WHAT YOU WILL DO » Go through the listing and pick out each line with the word "горизонтально" in it.
++++ DATA RECORDS
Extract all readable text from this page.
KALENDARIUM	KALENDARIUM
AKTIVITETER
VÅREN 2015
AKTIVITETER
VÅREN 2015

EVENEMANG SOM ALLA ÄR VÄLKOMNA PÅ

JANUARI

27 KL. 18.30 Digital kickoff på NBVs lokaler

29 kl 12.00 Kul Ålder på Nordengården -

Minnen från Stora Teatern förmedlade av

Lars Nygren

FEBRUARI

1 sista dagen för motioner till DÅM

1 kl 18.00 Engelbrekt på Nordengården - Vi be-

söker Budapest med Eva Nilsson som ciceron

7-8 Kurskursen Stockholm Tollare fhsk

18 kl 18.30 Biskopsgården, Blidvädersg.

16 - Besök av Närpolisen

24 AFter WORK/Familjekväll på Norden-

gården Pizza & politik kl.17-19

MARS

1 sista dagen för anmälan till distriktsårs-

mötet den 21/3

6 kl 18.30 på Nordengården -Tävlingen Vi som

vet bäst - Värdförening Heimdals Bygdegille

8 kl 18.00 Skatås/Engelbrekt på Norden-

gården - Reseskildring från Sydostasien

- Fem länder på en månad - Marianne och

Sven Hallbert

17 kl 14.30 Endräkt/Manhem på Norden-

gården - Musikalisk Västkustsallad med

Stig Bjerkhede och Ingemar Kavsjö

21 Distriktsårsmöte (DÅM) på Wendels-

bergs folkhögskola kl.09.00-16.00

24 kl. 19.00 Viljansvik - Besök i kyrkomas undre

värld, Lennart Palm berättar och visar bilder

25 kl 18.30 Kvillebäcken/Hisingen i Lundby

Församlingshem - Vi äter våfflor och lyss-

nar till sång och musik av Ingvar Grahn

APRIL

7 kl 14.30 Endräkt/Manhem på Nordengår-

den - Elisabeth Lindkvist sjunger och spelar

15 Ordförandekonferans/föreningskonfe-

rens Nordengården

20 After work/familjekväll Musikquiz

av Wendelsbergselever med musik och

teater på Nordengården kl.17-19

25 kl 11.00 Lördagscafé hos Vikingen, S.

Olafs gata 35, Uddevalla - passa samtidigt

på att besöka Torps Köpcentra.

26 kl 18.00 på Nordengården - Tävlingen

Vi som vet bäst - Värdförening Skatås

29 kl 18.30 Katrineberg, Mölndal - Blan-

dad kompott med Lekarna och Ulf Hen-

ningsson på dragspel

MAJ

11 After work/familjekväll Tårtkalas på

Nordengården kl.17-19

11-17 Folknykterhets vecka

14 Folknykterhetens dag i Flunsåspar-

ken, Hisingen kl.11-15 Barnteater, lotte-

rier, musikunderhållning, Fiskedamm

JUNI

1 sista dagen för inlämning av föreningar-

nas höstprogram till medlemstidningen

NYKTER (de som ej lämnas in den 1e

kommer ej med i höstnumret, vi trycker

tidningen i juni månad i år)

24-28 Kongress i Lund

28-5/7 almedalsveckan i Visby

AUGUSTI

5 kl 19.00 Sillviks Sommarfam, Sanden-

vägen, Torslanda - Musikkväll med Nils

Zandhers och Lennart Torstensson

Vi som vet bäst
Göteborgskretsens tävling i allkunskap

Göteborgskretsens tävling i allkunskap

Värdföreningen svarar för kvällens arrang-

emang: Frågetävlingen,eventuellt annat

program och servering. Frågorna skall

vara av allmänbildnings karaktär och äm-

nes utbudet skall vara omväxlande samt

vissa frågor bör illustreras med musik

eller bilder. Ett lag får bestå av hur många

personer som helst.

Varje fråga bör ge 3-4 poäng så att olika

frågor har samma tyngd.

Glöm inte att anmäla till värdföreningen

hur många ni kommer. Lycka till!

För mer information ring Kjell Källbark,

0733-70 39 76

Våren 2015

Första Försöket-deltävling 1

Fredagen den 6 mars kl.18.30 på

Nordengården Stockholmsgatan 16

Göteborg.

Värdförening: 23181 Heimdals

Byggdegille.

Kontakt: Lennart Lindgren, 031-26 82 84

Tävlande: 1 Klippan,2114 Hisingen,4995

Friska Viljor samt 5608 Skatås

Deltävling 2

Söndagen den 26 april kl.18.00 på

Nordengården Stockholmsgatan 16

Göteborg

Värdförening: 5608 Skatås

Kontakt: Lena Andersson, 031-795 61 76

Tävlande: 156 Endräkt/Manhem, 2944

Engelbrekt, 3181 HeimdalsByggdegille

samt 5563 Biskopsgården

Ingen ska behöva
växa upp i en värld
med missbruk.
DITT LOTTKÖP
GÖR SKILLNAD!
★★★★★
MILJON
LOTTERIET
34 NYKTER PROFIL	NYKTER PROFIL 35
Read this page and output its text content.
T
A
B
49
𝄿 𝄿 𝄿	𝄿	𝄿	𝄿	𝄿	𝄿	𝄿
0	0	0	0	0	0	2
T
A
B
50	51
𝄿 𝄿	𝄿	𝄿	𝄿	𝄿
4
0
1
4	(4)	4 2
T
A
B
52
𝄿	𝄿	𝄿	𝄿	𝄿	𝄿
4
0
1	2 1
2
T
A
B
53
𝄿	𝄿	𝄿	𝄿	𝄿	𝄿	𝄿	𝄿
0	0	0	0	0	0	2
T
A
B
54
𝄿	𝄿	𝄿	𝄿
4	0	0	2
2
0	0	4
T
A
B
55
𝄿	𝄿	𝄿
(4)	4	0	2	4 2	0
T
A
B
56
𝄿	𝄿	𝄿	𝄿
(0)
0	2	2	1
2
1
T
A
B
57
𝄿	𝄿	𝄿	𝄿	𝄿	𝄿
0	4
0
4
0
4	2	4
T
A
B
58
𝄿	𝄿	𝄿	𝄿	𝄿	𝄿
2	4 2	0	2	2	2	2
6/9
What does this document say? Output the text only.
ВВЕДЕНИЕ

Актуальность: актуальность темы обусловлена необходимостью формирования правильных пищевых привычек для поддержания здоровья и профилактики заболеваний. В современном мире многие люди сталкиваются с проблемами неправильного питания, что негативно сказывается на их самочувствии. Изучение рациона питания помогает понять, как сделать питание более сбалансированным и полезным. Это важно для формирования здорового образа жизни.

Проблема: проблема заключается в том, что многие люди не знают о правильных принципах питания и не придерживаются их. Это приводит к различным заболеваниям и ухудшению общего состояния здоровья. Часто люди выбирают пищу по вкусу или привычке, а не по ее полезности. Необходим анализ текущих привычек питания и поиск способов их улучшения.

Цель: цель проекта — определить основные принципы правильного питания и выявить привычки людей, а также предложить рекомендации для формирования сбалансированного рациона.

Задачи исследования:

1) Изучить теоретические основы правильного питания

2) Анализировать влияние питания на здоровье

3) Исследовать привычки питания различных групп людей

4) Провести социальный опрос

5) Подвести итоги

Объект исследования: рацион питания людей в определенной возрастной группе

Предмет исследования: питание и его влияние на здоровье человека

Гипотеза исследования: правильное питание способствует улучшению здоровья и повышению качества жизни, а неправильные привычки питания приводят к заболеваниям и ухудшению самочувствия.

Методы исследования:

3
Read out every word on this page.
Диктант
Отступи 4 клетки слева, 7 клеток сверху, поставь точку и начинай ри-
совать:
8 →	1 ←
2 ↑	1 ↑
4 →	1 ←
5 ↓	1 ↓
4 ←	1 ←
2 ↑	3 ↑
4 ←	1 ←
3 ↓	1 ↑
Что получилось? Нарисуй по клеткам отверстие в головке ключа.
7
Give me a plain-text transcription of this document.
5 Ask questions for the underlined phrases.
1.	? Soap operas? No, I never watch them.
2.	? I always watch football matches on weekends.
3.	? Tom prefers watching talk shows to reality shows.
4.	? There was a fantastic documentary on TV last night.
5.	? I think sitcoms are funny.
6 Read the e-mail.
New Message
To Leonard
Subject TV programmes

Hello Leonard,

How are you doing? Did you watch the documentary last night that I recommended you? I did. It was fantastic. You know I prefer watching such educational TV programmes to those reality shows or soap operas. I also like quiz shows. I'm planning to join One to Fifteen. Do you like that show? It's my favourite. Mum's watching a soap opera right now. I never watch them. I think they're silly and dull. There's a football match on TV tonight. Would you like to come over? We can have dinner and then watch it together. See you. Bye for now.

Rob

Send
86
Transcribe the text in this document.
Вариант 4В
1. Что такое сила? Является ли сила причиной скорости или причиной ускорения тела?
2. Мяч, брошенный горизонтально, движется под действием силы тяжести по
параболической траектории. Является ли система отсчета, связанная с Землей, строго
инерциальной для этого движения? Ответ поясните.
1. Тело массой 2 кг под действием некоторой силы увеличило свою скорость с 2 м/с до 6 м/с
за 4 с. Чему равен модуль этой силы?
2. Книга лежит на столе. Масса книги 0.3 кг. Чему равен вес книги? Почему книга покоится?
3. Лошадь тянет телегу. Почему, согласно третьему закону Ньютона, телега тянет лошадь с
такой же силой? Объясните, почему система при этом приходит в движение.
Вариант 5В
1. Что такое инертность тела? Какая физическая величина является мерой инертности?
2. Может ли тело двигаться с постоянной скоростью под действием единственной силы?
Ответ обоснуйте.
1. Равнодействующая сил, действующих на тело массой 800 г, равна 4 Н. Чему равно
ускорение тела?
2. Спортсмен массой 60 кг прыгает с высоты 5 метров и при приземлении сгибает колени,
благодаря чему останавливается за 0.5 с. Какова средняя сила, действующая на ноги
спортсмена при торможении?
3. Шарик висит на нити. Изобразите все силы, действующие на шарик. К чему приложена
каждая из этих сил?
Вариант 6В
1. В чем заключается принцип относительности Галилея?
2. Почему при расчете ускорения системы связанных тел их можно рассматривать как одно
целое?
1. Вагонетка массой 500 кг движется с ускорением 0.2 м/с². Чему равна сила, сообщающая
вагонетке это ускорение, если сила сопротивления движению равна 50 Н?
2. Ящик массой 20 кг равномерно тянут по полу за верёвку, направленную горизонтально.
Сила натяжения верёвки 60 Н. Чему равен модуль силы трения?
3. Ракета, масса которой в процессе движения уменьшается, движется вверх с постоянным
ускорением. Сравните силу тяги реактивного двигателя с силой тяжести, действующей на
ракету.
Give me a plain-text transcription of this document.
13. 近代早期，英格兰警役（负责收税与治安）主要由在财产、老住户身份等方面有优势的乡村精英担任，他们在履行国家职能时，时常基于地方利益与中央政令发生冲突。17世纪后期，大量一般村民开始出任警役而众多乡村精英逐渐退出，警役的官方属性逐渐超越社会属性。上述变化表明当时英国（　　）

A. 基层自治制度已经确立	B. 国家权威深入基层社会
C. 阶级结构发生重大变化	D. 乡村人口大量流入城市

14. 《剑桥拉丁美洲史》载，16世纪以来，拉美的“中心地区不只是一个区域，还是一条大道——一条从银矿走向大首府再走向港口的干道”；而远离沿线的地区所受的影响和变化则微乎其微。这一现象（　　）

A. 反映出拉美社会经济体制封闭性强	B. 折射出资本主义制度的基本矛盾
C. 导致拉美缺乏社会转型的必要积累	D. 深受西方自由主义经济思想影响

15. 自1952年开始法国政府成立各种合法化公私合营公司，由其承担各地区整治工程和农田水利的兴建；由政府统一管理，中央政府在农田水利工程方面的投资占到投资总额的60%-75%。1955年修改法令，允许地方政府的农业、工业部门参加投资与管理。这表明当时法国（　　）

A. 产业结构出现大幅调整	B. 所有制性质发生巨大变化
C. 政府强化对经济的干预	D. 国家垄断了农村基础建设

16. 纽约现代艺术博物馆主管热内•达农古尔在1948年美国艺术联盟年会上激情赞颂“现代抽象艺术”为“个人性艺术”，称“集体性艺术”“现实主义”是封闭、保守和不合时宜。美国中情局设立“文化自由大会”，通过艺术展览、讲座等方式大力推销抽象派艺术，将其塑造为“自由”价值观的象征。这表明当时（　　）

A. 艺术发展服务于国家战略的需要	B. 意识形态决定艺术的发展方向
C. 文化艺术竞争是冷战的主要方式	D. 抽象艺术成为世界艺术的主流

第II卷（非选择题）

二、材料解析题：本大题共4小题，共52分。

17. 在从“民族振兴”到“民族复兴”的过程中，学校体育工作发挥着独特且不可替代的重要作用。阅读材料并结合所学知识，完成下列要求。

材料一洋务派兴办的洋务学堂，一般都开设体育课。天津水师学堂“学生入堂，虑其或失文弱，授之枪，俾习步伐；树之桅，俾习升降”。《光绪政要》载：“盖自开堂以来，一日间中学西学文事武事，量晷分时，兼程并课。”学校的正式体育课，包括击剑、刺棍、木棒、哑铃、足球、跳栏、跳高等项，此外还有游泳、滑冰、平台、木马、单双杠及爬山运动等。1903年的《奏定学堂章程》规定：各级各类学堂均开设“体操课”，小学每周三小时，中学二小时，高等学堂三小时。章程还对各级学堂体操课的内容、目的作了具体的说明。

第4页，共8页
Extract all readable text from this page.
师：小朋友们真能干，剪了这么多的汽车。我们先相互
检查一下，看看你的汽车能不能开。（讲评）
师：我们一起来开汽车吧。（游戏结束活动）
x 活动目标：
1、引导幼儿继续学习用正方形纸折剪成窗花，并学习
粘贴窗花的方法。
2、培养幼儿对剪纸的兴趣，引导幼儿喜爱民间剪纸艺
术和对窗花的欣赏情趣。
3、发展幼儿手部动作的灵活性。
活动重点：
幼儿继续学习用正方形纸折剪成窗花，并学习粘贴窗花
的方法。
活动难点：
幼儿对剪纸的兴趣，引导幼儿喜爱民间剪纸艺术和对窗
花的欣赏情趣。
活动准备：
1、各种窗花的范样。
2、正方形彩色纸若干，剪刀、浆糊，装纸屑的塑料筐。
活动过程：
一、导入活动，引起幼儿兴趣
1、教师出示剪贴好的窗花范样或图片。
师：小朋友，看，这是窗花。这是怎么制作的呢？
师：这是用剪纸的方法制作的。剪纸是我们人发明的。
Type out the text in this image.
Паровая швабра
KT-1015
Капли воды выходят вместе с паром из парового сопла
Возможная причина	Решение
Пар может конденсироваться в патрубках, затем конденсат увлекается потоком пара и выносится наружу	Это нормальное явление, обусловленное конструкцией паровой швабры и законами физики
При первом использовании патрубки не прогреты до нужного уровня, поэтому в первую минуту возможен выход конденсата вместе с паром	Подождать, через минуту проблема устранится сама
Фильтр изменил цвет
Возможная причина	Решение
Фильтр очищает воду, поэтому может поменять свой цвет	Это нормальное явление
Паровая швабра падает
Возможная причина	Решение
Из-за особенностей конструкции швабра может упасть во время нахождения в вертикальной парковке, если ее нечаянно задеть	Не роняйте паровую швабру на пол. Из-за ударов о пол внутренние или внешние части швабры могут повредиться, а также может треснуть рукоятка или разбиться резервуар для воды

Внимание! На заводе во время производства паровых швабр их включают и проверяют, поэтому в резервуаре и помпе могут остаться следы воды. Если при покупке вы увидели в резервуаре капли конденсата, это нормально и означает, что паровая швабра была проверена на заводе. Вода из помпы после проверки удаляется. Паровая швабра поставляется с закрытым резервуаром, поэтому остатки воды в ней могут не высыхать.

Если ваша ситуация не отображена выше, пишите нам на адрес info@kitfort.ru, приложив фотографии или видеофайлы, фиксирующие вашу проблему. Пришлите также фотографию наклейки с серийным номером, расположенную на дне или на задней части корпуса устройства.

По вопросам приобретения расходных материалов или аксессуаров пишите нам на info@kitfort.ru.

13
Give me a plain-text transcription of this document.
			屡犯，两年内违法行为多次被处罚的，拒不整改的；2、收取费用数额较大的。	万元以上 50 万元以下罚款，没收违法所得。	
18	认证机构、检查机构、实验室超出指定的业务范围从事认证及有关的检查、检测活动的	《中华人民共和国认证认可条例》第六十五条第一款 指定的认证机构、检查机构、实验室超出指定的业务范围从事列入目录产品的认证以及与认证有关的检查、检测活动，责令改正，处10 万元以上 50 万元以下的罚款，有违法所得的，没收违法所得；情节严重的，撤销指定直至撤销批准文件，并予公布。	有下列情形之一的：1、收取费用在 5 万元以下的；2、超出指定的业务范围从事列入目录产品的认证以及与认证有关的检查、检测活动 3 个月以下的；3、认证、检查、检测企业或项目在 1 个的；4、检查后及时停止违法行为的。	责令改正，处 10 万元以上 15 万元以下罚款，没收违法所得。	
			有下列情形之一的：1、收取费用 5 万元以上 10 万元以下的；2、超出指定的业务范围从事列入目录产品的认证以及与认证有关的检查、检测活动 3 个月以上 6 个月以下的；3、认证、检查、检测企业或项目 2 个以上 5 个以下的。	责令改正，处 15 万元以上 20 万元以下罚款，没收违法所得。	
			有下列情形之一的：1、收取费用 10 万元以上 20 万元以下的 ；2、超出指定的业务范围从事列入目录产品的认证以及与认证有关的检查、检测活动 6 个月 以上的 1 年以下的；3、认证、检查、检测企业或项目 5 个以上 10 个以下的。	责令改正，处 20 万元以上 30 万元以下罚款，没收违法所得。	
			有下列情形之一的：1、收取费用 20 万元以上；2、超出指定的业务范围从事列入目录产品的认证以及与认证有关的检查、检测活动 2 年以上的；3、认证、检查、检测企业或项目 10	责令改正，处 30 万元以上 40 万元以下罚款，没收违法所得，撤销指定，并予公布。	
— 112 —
++++++++
SOLUTION BELOW »
2. Мяч, брошенный горизонтально, движется под действием силы тяжести по
2. Ящик массой 20 кг равномерно тянут по полу за верёвку, направленную горизонтально.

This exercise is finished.